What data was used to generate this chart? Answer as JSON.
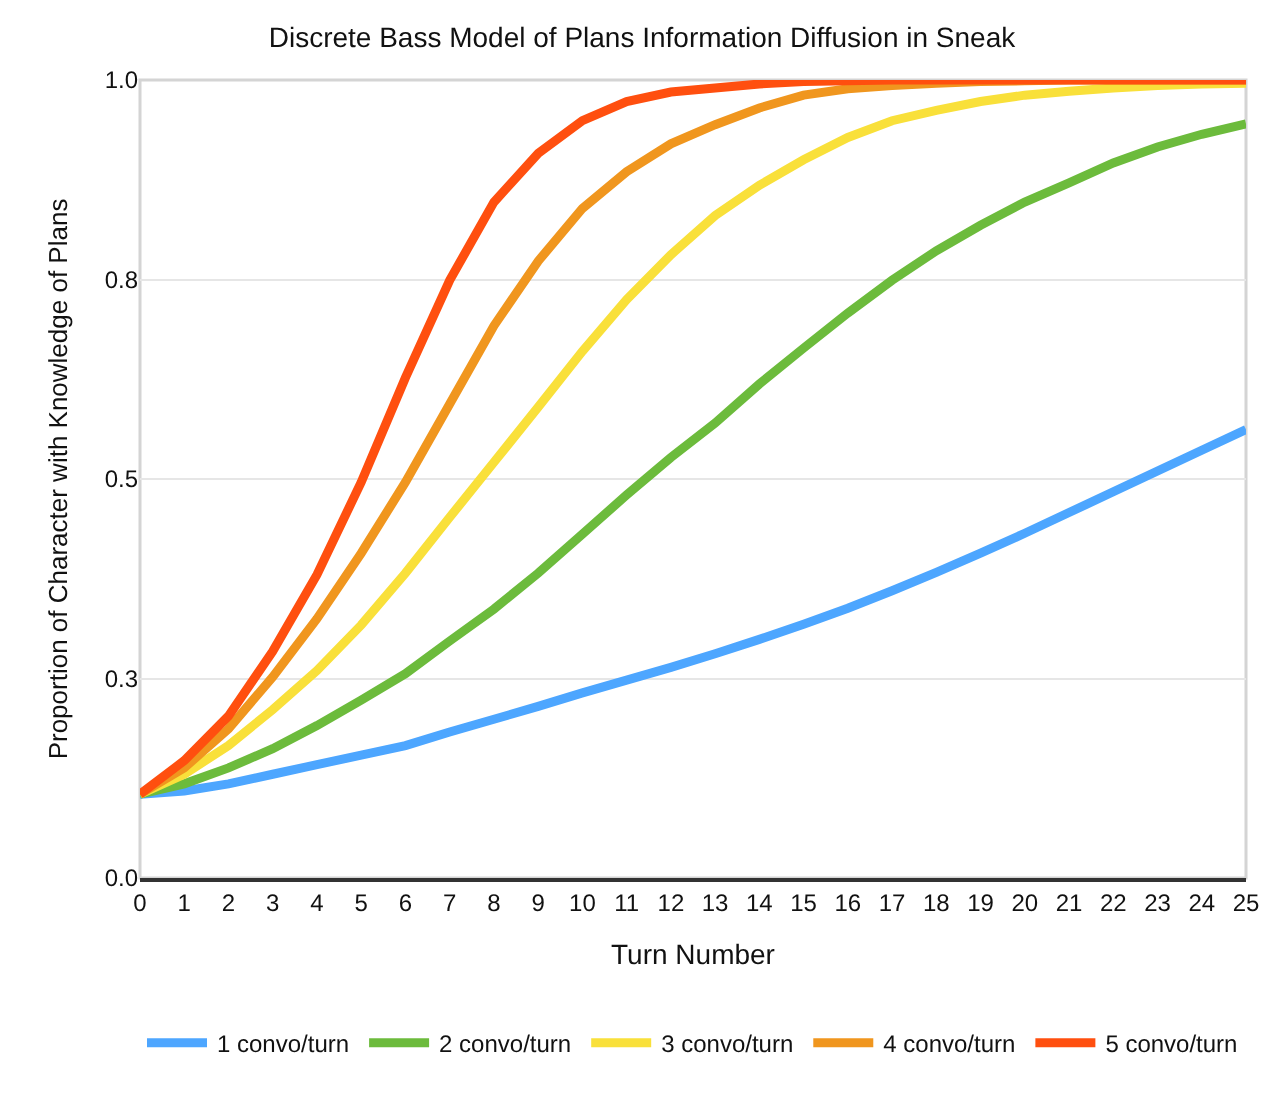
{
  "chart_data": {
    "type": "line",
    "title": "Discrete Bass Model of Plans Information Diffusion in Sneak",
    "xlabel": "Turn Number",
    "ylabel": "Proportion of Character with Knowledge of Plans",
    "x": [
      0,
      1,
      2,
      3,
      4,
      5,
      6,
      7,
      8,
      9,
      10,
      11,
      12,
      13,
      14,
      15,
      16,
      17,
      18,
      19,
      20,
      21,
      22,
      23,
      24,
      25
    ],
    "xlim": [
      0,
      25
    ],
    "xticks": [
      0,
      1,
      2,
      3,
      4,
      5,
      6,
      7,
      8,
      9,
      10,
      11,
      12,
      13,
      14,
      15,
      16,
      17,
      18,
      19,
      20,
      21,
      22,
      23,
      24,
      25
    ],
    "ylim": [
      0,
      1
    ],
    "yticks": [
      {
        "value": 0,
        "label": "0.0"
      },
      {
        "value": 0.25,
        "label": "0.3"
      },
      {
        "value": 0.5,
        "label": "0.5"
      },
      {
        "value": 0.75,
        "label": "0.8"
      },
      {
        "value": 1,
        "label": "1.0"
      }
    ],
    "grid": "y",
    "legend": "bottom",
    "marker": "none",
    "line_style": "solid",
    "series": [
      {
        "name": "1 convo/turn",
        "color": "#4da6ff",
        "values": [
          0.105,
          0.109,
          0.118,
          0.13,
          0.142,
          0.154,
          0.166,
          0.183,
          0.199,
          0.215,
          0.232,
          0.248,
          0.264,
          0.281,
          0.299,
          0.318,
          0.338,
          0.36,
          0.383,
          0.407,
          0.432,
          0.458,
          0.484,
          0.51,
          0.536,
          0.562
        ]
      },
      {
        "name": "2 convo/turn",
        "color": "#6cbb3c",
        "values": [
          0.105,
          0.118,
          0.138,
          0.162,
          0.191,
          0.223,
          0.256,
          0.297,
          0.337,
          0.382,
          0.431,
          0.48,
          0.527,
          0.57,
          0.619,
          0.664,
          0.708,
          0.749,
          0.786,
          0.818,
          0.847,
          0.871,
          0.896,
          0.916,
          0.932,
          0.945
        ]
      },
      {
        "name": "3 convo/turn",
        "color": "#f9e03a",
        "values": [
          0.105,
          0.13,
          0.166,
          0.211,
          0.26,
          0.317,
          0.382,
          0.452,
          0.521,
          0.59,
          0.66,
          0.725,
          0.781,
          0.83,
          0.868,
          0.9,
          0.928,
          0.949,
          0.962,
          0.973,
          0.981,
          0.986,
          0.99,
          0.993,
          0.995,
          0.996
        ]
      },
      {
        "name": "4 convo/turn",
        "color": "#f0961e",
        "values": [
          0.105,
          0.138,
          0.187,
          0.252,
          0.325,
          0.407,
          0.496,
          0.594,
          0.692,
          0.773,
          0.839,
          0.885,
          0.92,
          0.944,
          0.965,
          0.981,
          0.989,
          0.993,
          0.996,
          0.998,
          0.999,
          1,
          1,
          1,
          1,
          1
        ]
      },
      {
        "name": "5 convo/turn",
        "color": "#ff4f0f",
        "values": [
          0.105,
          0.147,
          0.203,
          0.284,
          0.38,
          0.496,
          0.627,
          0.749,
          0.847,
          0.908,
          0.949,
          0.973,
          0.985,
          0.99,
          0.995,
          0.998,
          0.999,
          1,
          1,
          1,
          1,
          1,
          1,
          1,
          1,
          1
        ]
      }
    ]
  }
}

- - - - -

What to do:
Extract every line that has the string "convo" in it.

Task output:
        "name": "1 convo/turn",
        "name": "2 convo/turn",
        "name": "3 convo/turn",
        "name": "4 convo/turn",
        "name": "5 convo/turn",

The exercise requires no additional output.